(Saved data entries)
○ ○ ○

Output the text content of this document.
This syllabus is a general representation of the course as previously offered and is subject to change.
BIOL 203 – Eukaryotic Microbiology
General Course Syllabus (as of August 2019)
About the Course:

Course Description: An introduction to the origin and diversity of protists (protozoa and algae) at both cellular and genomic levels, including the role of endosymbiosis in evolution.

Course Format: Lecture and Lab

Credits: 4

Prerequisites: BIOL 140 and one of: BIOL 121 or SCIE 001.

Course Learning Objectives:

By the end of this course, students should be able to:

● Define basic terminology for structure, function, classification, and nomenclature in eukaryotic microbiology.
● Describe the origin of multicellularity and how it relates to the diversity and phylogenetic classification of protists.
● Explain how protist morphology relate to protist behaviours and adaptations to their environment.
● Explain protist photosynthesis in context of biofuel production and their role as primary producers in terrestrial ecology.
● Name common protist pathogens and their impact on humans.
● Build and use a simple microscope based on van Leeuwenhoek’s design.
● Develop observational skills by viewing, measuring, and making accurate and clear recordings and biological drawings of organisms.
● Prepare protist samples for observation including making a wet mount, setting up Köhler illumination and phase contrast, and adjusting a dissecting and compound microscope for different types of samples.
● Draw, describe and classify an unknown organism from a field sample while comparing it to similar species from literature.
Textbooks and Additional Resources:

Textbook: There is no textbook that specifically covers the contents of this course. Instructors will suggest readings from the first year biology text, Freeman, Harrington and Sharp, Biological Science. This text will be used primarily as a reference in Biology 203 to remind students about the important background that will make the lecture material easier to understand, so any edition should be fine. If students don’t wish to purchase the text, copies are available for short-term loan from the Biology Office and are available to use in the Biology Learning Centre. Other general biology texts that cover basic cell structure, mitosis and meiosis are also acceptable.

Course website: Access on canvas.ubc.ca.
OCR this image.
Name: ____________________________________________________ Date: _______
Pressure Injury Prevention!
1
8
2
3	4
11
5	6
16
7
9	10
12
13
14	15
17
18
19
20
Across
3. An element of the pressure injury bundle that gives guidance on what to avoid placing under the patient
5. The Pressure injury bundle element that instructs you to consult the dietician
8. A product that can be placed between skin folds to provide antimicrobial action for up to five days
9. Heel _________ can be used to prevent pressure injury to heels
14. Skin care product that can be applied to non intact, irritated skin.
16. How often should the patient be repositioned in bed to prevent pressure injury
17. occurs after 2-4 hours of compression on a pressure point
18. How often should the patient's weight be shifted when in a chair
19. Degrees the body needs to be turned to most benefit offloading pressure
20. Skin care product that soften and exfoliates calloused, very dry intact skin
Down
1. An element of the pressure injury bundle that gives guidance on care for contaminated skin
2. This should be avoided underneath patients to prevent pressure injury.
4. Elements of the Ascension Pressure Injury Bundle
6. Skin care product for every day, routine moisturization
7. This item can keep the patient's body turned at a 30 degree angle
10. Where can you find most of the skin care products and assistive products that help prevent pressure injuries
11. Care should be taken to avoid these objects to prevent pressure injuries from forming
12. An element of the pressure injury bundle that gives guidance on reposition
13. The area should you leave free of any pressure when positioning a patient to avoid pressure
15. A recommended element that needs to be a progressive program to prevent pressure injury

○ ○ ○

— About this exercise —
In the records above, how many lines hold the string "Explain"? Respond with that number only.

— Answer to the problem —
2